◆ Exercise goal ◆
Pick out each line of the records in which the word "Shutdown" appears.

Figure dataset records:
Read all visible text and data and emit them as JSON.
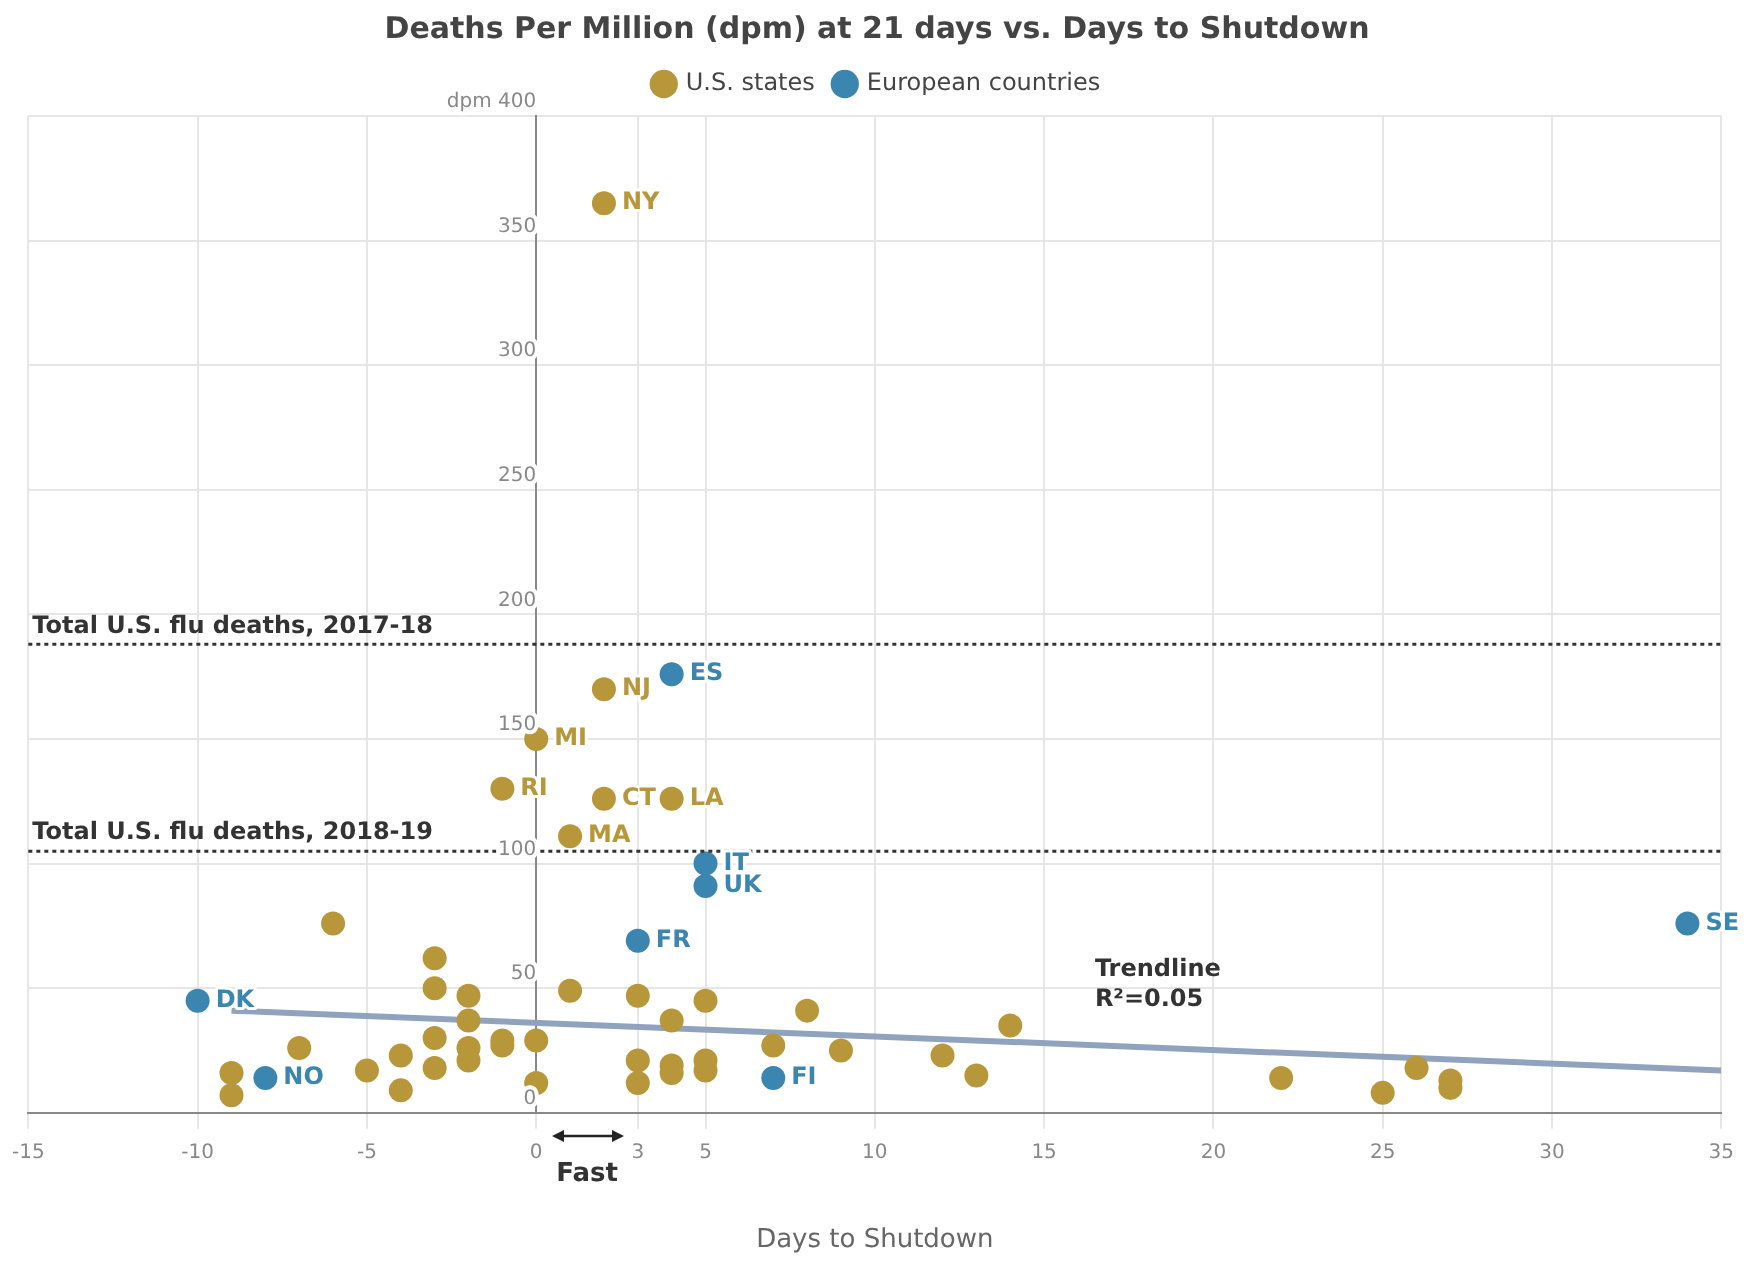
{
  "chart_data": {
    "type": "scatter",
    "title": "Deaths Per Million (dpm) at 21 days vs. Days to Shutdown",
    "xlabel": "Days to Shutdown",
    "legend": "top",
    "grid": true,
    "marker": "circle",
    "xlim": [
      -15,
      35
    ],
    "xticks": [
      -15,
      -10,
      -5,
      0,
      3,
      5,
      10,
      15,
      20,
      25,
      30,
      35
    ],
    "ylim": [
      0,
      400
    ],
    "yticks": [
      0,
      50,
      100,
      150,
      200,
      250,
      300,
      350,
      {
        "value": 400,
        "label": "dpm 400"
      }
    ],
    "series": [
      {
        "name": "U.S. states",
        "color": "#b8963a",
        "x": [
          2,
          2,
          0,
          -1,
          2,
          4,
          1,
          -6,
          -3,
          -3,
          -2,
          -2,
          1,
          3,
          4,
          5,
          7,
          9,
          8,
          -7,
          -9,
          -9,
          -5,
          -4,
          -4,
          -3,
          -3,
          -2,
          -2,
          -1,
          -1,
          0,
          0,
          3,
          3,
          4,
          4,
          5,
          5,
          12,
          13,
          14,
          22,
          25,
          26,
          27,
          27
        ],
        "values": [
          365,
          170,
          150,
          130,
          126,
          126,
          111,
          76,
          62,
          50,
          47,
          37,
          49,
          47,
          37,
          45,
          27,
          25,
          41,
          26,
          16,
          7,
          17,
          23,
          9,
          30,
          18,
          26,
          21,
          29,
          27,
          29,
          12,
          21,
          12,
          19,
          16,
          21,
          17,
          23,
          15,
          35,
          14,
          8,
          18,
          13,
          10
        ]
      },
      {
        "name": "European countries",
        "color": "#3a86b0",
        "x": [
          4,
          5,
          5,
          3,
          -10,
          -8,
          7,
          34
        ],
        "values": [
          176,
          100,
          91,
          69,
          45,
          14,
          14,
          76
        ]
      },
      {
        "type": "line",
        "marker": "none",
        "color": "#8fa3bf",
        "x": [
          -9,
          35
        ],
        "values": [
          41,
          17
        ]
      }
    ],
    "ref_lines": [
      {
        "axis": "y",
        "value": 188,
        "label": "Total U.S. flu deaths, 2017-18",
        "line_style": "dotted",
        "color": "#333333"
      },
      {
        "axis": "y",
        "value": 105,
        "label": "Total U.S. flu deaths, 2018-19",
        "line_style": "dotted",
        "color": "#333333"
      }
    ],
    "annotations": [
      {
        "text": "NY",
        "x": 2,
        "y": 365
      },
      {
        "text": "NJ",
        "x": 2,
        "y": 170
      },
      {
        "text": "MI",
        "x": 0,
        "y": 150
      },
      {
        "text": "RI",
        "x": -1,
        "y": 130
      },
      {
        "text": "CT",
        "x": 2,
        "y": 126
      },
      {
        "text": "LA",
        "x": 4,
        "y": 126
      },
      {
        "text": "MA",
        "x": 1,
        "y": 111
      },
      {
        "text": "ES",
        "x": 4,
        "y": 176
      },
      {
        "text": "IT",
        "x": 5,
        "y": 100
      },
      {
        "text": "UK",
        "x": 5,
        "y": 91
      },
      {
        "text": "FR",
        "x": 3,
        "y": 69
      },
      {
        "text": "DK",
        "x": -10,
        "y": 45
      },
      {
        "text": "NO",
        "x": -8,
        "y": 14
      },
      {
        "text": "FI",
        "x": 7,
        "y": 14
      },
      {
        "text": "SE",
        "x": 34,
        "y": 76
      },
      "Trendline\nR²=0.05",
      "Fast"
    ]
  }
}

...

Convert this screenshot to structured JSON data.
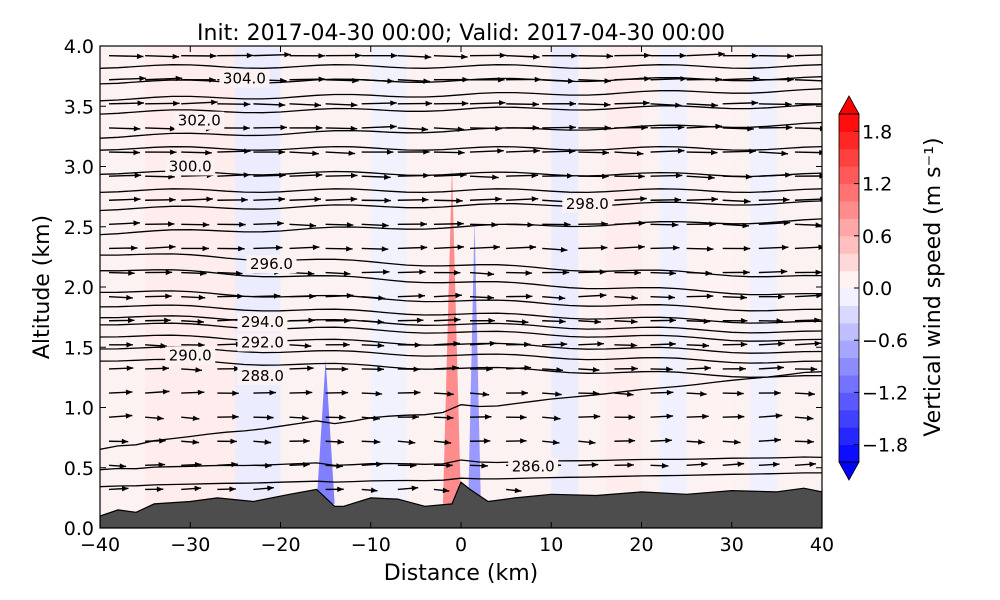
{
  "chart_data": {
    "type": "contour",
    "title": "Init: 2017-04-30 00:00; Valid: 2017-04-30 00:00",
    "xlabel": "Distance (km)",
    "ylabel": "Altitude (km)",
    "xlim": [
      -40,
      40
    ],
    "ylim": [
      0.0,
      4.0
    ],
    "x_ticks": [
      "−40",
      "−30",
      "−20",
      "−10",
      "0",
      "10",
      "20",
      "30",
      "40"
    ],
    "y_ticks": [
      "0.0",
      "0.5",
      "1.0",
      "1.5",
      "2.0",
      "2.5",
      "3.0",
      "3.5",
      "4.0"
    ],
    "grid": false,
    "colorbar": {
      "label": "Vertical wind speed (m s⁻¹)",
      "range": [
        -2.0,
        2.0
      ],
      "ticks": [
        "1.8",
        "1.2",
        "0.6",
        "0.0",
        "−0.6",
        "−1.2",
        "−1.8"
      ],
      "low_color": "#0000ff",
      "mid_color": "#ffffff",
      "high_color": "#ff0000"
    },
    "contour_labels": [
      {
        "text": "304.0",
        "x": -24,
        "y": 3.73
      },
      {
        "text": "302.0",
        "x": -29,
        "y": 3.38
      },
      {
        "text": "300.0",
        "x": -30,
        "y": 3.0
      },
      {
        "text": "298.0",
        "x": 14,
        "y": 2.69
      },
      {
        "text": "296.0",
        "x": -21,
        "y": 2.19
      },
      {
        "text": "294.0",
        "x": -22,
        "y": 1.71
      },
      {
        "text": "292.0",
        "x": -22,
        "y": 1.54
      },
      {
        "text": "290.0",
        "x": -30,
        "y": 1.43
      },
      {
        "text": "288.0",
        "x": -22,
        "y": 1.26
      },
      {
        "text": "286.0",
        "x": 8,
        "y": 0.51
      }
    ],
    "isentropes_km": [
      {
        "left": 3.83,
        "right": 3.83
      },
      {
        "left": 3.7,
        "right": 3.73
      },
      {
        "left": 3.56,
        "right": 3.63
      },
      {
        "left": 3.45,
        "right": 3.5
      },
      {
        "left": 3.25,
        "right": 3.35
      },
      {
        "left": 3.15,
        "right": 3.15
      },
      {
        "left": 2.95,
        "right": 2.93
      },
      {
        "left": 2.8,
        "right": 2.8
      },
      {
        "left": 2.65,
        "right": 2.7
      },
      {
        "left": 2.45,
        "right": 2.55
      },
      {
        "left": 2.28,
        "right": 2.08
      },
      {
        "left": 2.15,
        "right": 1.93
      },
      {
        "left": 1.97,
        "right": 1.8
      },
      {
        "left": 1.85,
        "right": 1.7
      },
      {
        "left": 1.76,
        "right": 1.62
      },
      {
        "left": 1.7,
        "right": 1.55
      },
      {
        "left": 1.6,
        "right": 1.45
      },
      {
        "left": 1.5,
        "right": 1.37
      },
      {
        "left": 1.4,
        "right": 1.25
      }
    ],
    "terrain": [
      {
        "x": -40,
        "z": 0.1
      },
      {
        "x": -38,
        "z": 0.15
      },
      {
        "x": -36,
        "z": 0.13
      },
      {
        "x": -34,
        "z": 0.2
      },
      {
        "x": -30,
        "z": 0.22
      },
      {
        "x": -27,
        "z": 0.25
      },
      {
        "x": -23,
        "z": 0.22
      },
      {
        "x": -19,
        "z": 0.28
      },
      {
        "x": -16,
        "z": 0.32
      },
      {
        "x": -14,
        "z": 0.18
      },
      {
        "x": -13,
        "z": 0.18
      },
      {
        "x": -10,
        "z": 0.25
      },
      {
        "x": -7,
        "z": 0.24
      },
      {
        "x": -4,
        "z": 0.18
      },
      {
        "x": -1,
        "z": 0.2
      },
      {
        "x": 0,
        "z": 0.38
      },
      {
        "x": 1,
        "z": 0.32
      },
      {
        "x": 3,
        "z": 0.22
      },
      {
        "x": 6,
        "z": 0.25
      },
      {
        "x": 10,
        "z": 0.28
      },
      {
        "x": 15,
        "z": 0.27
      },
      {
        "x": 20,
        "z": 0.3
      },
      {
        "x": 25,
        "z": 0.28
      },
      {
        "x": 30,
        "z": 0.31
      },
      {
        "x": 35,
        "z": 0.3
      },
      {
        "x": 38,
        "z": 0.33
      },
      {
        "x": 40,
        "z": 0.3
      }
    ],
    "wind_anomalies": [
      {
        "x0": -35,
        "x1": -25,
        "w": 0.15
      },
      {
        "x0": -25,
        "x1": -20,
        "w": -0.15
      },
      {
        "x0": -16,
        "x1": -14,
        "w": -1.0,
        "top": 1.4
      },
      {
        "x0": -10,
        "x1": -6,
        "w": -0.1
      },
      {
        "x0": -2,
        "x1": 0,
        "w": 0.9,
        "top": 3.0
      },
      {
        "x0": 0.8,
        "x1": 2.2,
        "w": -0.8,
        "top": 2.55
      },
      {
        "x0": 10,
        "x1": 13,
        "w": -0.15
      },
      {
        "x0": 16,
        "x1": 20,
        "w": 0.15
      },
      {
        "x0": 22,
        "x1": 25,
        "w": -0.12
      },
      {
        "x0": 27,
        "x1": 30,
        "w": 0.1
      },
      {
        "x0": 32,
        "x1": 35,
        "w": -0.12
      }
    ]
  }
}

◆ In response ◆
    "title": "Deaths Per Million (dpm) at 21 days vs. Days to Shutdown",
    "xlabel": "Days to Shutdown",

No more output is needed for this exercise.